_Collected data entries_

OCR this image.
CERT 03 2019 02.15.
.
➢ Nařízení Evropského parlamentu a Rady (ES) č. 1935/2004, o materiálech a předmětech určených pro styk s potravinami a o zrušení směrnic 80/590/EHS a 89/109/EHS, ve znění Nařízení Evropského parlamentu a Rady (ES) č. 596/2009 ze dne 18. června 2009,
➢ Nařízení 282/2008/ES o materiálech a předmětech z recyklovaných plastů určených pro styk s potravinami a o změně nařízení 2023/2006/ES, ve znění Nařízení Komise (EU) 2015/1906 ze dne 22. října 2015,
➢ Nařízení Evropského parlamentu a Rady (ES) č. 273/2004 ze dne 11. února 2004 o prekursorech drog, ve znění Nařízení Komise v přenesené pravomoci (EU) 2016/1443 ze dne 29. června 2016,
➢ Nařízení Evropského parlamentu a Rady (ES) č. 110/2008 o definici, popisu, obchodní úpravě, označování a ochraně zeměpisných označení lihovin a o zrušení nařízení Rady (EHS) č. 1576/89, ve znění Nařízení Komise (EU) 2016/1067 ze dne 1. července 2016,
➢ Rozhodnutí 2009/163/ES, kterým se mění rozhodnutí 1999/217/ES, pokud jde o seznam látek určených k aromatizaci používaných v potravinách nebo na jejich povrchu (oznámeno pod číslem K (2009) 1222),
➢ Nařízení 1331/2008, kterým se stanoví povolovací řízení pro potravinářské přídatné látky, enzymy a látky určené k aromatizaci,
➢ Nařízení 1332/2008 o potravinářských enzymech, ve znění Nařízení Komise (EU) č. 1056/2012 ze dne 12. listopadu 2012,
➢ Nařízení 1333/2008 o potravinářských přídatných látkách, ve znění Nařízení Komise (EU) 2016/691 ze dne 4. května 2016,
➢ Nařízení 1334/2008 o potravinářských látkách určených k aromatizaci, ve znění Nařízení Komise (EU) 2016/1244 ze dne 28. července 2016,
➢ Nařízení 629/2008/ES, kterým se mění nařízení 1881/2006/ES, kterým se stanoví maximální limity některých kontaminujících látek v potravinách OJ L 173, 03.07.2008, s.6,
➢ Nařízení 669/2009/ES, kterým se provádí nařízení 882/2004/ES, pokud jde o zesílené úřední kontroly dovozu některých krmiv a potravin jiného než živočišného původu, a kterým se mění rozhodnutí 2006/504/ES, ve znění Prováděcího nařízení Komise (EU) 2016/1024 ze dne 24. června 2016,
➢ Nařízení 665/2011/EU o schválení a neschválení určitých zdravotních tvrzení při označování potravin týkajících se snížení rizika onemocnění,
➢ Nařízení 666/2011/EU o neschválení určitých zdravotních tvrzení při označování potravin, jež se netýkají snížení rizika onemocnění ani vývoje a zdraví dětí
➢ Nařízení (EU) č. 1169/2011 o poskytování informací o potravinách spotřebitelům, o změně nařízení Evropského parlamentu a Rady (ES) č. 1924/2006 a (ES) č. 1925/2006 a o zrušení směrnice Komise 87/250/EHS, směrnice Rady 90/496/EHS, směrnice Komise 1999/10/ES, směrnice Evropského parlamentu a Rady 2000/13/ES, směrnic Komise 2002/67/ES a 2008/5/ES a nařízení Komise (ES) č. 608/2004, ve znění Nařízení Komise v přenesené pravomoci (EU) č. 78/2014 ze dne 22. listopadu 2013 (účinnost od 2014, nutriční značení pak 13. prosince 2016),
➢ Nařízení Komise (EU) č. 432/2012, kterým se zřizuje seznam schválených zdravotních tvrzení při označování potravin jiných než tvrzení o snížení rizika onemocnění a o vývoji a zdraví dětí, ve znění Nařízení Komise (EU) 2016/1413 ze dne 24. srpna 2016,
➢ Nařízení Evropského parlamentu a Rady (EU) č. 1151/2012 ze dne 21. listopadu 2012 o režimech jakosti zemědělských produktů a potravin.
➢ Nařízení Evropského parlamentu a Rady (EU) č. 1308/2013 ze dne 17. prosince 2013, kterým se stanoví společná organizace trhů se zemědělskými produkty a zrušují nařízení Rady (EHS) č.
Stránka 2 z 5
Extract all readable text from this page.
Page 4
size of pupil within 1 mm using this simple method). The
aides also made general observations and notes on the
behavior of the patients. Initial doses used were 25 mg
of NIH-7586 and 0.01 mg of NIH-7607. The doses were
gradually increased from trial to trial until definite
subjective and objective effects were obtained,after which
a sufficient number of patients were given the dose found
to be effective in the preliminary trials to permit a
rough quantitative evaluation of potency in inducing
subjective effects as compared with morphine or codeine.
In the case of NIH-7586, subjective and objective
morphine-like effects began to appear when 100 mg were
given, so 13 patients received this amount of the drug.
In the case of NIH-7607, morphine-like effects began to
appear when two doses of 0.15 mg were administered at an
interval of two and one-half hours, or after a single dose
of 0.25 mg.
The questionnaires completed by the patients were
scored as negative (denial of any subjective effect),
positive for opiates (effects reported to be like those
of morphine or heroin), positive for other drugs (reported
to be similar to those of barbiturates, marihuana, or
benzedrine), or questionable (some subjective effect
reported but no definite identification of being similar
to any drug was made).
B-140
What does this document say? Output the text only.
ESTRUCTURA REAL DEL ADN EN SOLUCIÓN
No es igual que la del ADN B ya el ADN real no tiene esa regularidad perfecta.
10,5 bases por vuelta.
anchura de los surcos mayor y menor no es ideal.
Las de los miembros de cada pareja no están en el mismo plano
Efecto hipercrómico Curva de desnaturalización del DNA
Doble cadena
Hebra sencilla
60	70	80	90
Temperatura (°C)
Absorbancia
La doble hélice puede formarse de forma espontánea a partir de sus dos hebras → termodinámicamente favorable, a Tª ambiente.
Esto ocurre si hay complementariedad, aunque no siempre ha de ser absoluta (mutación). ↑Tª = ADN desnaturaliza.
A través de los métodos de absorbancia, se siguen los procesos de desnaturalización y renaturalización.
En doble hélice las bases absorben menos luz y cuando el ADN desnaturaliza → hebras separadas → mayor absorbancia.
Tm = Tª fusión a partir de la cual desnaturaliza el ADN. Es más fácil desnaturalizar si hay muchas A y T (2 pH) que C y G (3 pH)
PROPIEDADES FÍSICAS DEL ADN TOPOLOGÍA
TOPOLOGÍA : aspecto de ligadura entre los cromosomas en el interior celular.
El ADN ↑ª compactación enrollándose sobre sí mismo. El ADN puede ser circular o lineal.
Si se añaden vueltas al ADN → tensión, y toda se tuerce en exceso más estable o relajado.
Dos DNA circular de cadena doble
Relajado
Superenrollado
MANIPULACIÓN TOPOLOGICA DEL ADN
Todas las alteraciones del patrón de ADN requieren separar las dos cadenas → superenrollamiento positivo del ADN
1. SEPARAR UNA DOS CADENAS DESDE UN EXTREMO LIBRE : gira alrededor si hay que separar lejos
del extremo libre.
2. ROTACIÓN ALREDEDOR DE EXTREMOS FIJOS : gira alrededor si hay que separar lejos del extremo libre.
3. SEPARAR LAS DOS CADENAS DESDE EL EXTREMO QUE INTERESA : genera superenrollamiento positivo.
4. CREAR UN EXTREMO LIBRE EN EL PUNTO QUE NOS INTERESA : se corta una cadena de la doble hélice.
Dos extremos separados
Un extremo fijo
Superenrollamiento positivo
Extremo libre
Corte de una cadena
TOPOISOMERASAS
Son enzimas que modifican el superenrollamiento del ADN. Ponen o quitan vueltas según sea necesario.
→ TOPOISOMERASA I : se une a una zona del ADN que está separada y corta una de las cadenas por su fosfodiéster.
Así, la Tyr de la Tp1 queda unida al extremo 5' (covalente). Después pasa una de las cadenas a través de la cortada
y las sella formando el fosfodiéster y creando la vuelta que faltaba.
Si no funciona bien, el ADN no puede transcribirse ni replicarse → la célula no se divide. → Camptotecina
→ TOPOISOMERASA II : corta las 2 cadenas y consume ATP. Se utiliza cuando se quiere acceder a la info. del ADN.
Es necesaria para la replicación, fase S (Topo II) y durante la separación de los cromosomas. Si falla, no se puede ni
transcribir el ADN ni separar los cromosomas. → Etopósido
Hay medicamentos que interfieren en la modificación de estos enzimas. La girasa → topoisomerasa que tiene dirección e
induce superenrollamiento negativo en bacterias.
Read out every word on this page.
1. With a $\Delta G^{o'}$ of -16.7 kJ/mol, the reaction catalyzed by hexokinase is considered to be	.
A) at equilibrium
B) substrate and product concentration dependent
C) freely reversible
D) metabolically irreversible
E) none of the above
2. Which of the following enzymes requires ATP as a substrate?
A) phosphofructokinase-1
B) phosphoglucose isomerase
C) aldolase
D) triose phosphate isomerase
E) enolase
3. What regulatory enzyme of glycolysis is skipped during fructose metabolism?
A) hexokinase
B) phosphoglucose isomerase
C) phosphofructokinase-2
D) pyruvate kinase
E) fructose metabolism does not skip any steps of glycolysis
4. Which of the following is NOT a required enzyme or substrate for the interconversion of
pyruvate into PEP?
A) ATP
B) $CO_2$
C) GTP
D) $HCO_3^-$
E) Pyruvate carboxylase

_Exercise directions_
Counting the lines above that hold "doses", reply with the number and no other words.

_Result below_
3